_Material provided_
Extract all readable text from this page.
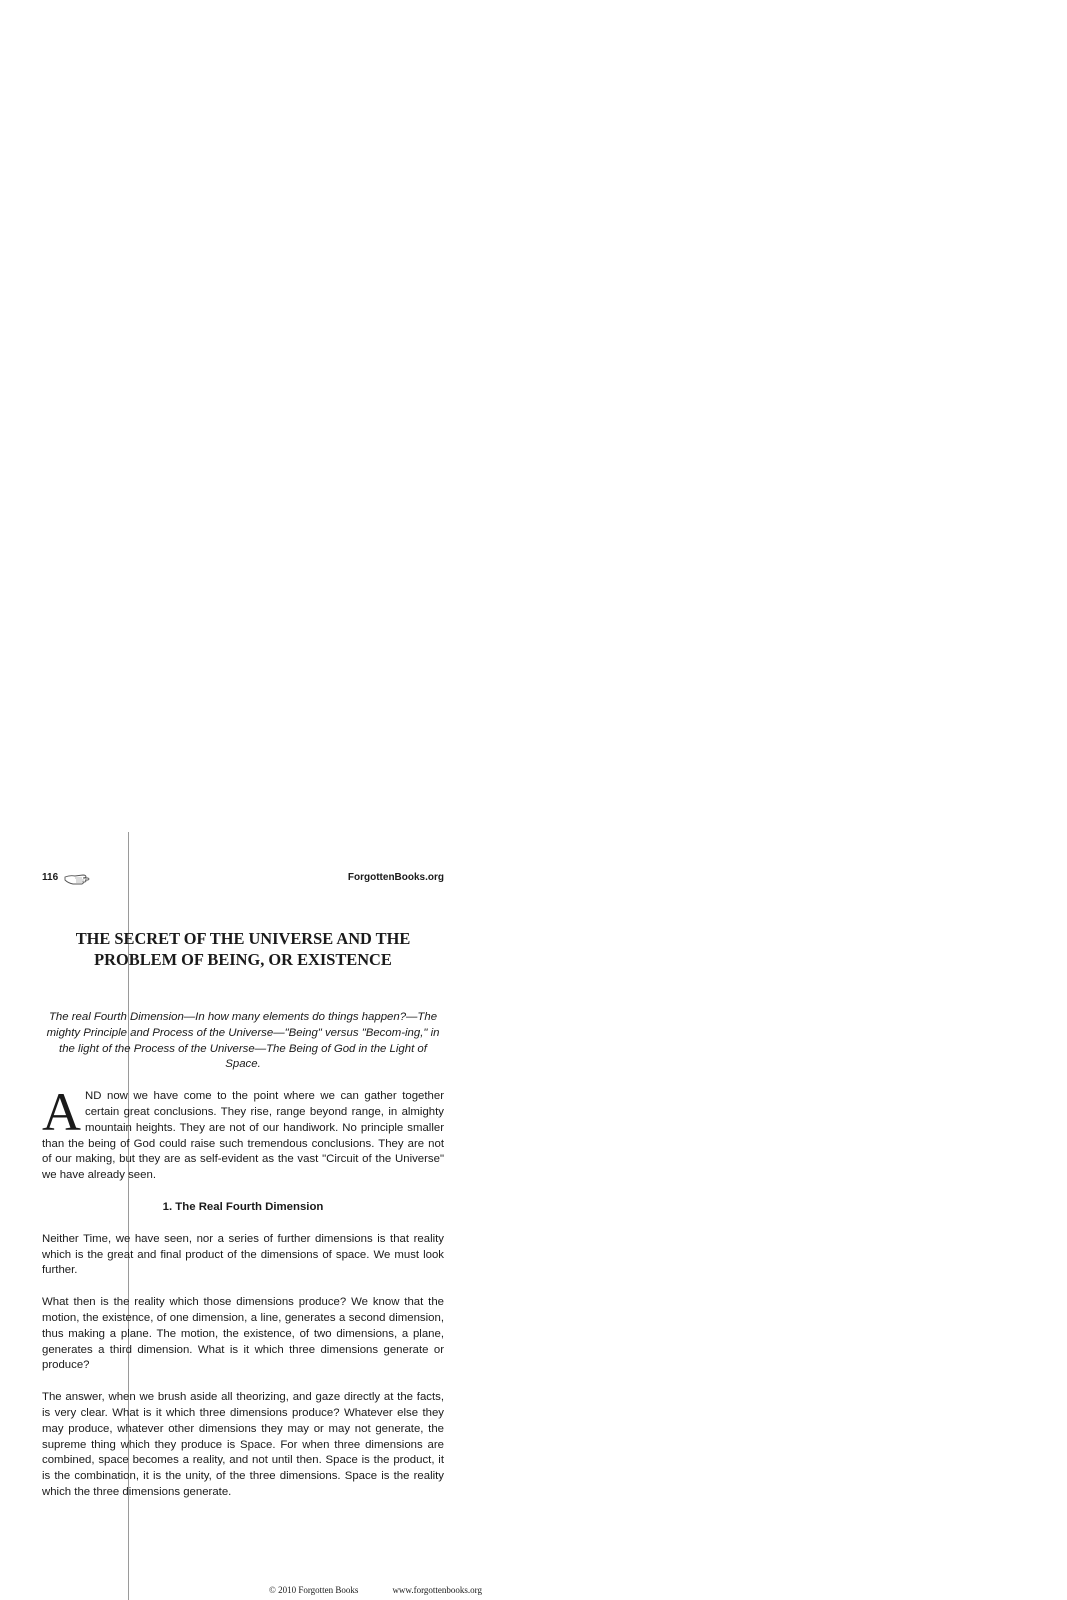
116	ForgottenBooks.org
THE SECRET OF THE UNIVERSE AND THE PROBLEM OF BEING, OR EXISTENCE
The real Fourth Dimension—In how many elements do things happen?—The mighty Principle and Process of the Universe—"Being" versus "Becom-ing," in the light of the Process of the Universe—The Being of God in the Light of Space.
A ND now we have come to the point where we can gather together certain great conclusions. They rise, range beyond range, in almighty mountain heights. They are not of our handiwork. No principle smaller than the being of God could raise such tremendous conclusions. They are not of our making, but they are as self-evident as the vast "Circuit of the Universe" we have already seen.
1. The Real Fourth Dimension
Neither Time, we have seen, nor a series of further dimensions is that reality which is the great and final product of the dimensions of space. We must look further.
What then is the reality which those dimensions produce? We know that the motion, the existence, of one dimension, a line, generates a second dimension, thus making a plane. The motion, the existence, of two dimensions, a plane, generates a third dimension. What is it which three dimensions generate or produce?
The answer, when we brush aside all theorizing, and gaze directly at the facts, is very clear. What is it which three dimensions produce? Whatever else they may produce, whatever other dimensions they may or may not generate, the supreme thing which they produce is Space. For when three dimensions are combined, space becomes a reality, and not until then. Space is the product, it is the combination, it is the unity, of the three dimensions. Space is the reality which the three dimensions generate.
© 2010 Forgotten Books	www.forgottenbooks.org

---

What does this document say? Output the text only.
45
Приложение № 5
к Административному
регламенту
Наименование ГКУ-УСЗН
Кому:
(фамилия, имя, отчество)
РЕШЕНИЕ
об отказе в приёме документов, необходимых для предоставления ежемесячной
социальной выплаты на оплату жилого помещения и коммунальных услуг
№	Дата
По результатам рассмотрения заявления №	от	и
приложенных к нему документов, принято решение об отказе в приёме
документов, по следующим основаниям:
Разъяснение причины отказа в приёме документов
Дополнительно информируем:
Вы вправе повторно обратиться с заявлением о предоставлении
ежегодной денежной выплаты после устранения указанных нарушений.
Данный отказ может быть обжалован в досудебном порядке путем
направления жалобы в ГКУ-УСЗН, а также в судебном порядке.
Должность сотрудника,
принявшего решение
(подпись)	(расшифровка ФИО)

==

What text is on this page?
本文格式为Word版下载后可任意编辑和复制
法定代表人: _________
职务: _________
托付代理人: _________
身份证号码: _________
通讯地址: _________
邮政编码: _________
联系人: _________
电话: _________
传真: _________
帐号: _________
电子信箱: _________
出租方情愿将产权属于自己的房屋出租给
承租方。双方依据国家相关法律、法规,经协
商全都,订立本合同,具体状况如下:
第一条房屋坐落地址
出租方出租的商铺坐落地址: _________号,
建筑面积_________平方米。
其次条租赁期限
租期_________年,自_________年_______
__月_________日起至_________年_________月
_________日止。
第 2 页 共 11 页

_Problem_
Copy each line in the data that holds the word "generate".

_The output_
What then is the reality which those dimensions produce? We know that the motion, the existence, of one dimension, a line, generates a second dimension, thus making a plane. The motion, the existence, of two dimensions, a plane, generates a third dimension. What is it which three dimensions generate or produce?
The answer, when we brush aside all theorizing, and gaze directly at the facts, is very clear. What is it which three dimensions produce? Whatever else they may produce, whatever other dimensions they may or may not generate, the supreme thing which they produce is Space. For when three dimensions are combined, space becomes a reality, and not until then. Space is the product, it is the combination, it is the unity, of the three dimensions. Space is the reality which the three dimensions generate.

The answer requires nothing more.